Gather each line of the entries below that includes "논쟁에서".
─── Source material ───
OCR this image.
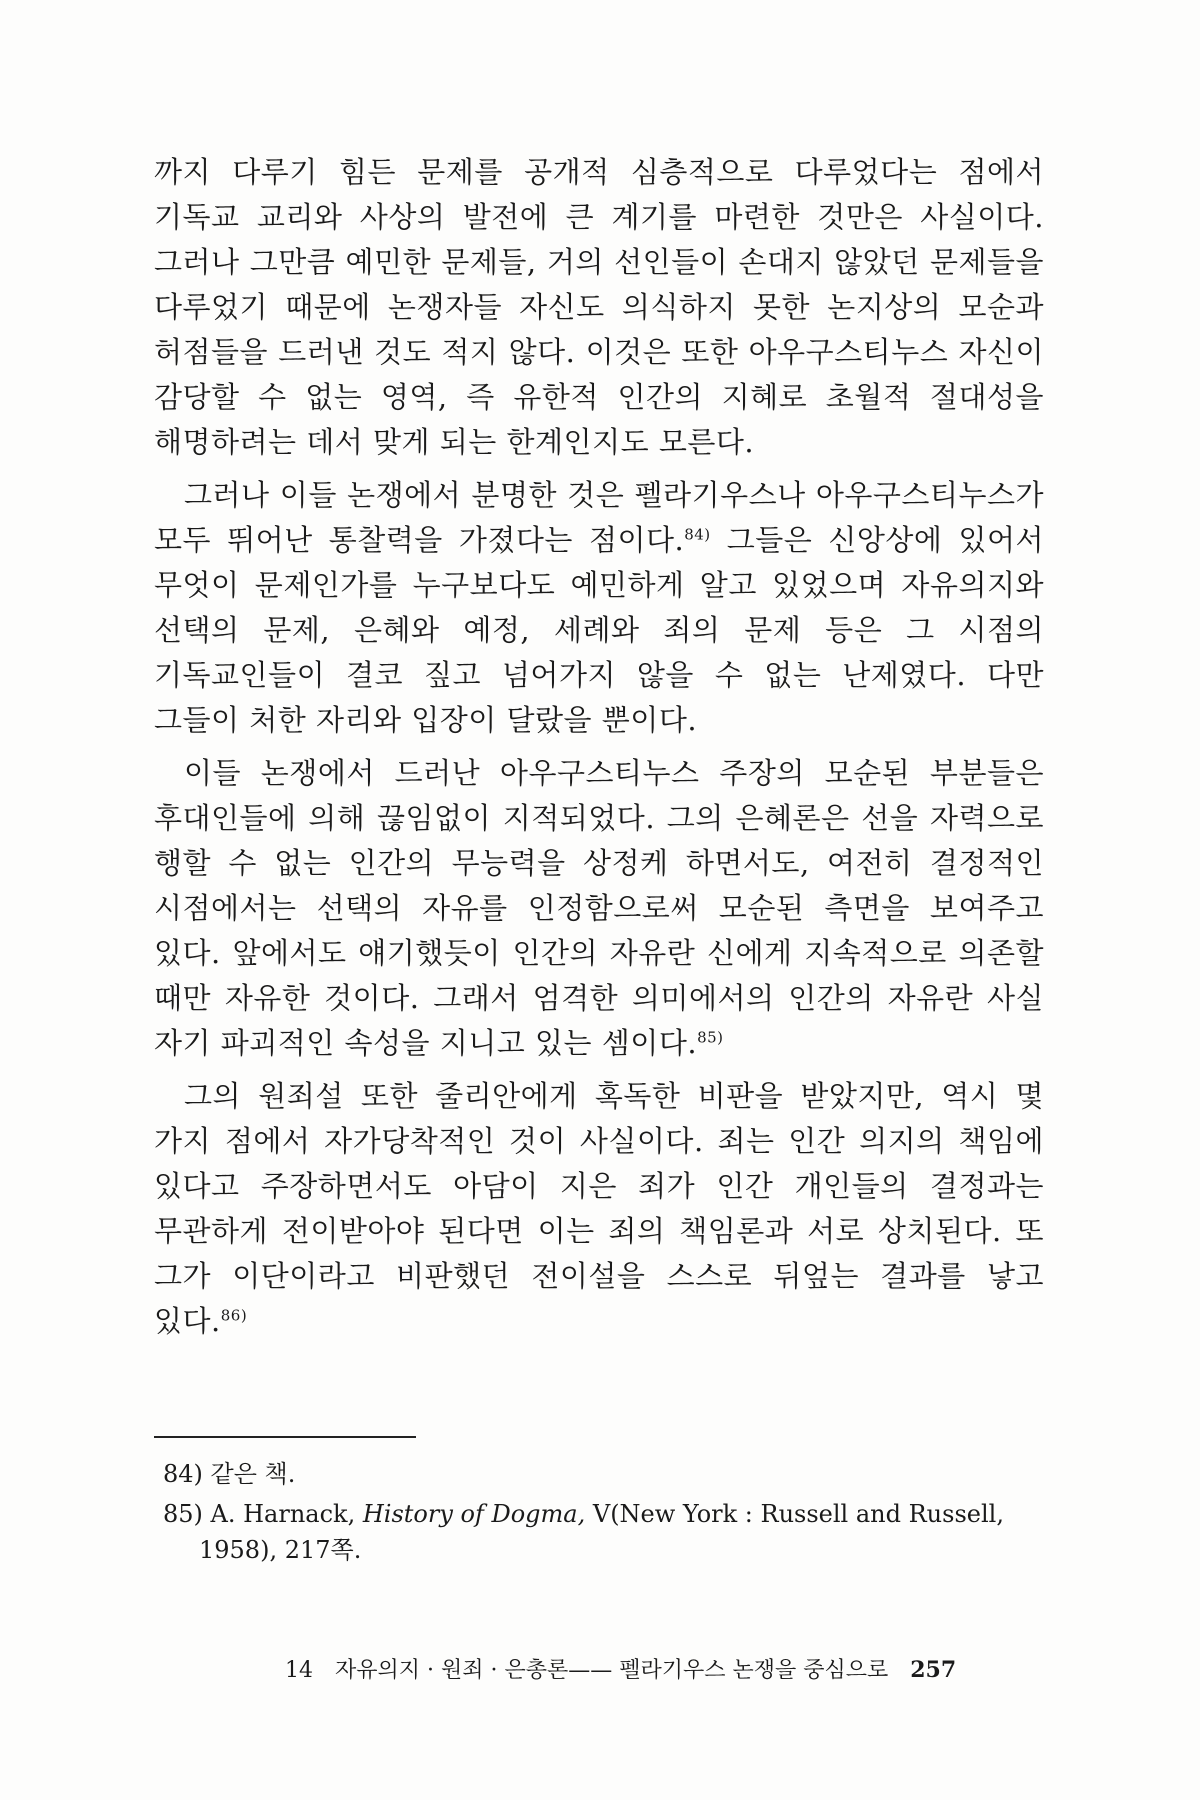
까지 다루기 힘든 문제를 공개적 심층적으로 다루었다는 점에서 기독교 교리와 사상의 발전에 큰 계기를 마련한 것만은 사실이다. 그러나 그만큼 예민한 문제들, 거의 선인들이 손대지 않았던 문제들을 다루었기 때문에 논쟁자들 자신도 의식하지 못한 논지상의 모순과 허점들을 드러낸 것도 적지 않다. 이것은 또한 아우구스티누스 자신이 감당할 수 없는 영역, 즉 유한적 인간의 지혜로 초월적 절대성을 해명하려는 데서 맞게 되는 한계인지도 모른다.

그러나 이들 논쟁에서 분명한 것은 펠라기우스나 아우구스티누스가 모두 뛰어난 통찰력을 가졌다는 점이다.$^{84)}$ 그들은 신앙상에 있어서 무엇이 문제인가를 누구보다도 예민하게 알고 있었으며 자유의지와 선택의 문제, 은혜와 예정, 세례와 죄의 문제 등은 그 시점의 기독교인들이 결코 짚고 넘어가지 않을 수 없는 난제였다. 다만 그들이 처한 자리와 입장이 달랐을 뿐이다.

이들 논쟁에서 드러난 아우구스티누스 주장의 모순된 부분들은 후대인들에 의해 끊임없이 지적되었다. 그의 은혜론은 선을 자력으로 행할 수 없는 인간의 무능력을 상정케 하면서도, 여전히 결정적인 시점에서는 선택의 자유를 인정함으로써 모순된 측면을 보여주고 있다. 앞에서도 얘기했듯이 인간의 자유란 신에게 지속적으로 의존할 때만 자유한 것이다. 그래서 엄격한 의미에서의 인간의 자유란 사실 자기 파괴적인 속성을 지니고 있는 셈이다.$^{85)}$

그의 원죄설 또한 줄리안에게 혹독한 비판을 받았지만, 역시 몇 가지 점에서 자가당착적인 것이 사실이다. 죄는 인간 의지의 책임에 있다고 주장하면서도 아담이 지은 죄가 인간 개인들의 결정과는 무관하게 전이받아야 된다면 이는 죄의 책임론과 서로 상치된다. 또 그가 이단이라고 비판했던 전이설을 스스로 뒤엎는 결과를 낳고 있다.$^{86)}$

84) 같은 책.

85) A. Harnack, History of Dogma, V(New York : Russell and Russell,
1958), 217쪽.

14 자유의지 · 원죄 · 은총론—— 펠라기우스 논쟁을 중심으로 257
───
▶ _Result of the task_:
그러나 이들 논쟁에서 분명한 것은 펠라기우스나 아우구스티누스가 모두 뛰어난 통찰력을 가졌다는 점이다.$^{84)}$ 그들은 신앙상에 있어서 무엇이 문제인가를 누구보다도 예민하게 알고 있었으며 자유의지와 선택의 문제, 은혜와 예정, 세례와 죄의 문제 등은 그 시점의 기독교인들이 결코 짚고 넘어가지 않을 수 없는 난제였다. 다만 그들이 처한 자리와 입장이 달랐을 뿐이다.
이들 논쟁에서 드러난 아우구스티누스 주장의 모순된 부분들은 후대인들에 의해 끊임없이 지적되었다. 그의 은혜론은 선을 자력으로 행할 수 없는 인간의 무능력을 상정케 하면서도, 여전히 결정적인 시점에서는 선택의 자유를 인정함으로써 모순된 측면을 보여주고 있다. 앞에서도 얘기했듯이 인간의 자유란 신에게 지속적으로 의존할 때만 자유한 것이다. 그래서 엄격한 의미에서의 인간의 자유란 사실 자기 파괴적인 속성을 지니고 있는 셈이다.$^{85)}$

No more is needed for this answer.